* TASK OBJECTIVE
Restate the entries below word for word, omitting nothing.

########################################

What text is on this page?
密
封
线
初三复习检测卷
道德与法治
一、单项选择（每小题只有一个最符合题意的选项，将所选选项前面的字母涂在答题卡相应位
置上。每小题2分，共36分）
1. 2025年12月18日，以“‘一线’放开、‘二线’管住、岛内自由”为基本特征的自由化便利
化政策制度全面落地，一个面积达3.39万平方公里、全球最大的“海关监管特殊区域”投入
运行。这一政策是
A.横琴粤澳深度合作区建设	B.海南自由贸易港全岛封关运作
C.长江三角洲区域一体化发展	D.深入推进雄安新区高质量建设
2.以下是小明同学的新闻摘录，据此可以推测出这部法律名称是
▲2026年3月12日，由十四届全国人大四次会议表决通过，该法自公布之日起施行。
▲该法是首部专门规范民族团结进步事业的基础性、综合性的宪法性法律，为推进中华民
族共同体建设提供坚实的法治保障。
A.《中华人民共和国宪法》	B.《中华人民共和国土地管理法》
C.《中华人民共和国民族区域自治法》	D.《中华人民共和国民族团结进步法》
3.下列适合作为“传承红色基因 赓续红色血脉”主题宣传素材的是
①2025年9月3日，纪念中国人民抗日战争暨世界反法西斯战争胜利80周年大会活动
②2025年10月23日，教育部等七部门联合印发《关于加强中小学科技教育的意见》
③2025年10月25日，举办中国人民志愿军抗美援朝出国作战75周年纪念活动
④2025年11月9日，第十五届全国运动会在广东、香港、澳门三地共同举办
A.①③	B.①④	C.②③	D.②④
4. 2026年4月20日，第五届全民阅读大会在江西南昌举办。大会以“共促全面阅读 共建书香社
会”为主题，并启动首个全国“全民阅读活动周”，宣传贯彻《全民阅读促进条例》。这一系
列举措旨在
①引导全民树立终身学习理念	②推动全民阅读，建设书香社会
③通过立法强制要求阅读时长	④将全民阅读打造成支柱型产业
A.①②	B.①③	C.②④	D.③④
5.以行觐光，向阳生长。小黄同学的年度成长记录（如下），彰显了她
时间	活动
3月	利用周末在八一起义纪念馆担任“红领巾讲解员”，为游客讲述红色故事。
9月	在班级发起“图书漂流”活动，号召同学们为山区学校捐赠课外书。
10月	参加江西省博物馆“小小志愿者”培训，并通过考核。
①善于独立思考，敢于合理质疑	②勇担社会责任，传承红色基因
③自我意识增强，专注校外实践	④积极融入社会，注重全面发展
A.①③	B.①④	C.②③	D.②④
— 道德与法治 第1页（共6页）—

########################################

* COMPLETE OUTPUT
What text is on this page?
密
封
线
初三复习检测卷
道德与法治
一、单项选择（每小题只有一个最符合题意的选项，将所选选项前面的字母涂在答题卡相应位
置上。每小题2分，共36分）
1. 2025年12月18日，以“‘一线’放开、‘二线’管住、岛内自由”为基本特征的自由化便利
化政策制度全面落地，一个面积达3.39万平方公里、全球最大的“海关监管特殊区域”投入
运行。这一政策是
A.横琴粤澳深度合作区建设	B.海南自由贸易港全岛封关运作
C.长江三角洲区域一体化发展	D.深入推进雄安新区高质量建设
2.以下是小明同学的新闻摘录，据此可以推测出这部法律名称是
▲2026年3月12日，由十四届全国人大四次会议表决通过，该法自公布之日起施行。
▲该法是首部专门规范民族团结进步事业的基础性、综合性的宪法性法律，为推进中华民
族共同体建设提供坚实的法治保障。
A.《中华人民共和国宪法》	B.《中华人民共和国土地管理法》
C.《中华人民共和国民族区域自治法》	D.《中华人民共和国民族团结进步法》
3.下列适合作为“传承红色基因 赓续红色血脉”主题宣传素材的是
①2025年9月3日，纪念中国人民抗日战争暨世界反法西斯战争胜利80周年大会活动
②2025年10月23日，教育部等七部门联合印发《关于加强中小学科技教育的意见》
③2025年10月25日，举办中国人民志愿军抗美援朝出国作战75周年纪念活动
④2025年11月9日，第十五届全国运动会在广东、香港、澳门三地共同举办
A.①③	B.①④	C.②③	D.②④
4. 2026年4月20日，第五届全民阅读大会在江西南昌举办。大会以“共促全面阅读 共建书香社
会”为主题，并启动首个全国“全民阅读活动周”，宣传贯彻《全民阅读促进条例》。这一系
列举措旨在
①引导全民树立终身学习理念	②推动全民阅读，建设书香社会
③通过立法强制要求阅读时长	④将全民阅读打造成支柱型产业
A.①②	B.①③	C.②④	D.③④
5.以行觐光，向阳生长。小黄同学的年度成长记录（如下），彰显了她
时间	活动
3月	利用周末在八一起义纪念馆担任“红领巾讲解员”，为游客讲述红色故事。
9月	在班级发起“图书漂流”活动，号召同学们为山区学校捐赠课外书。
10月	参加江西省博物馆“小小志愿者”培训，并通过考核。
①善于独立思考，敢于合理质疑	②勇担社会责任，传承红色基因
③自我意识增强，专注校外实践	④积极融入社会，注重全面发展
A.①③	B.①④	C.②③	D.②④
— 道德与法治 第1页（共6页）—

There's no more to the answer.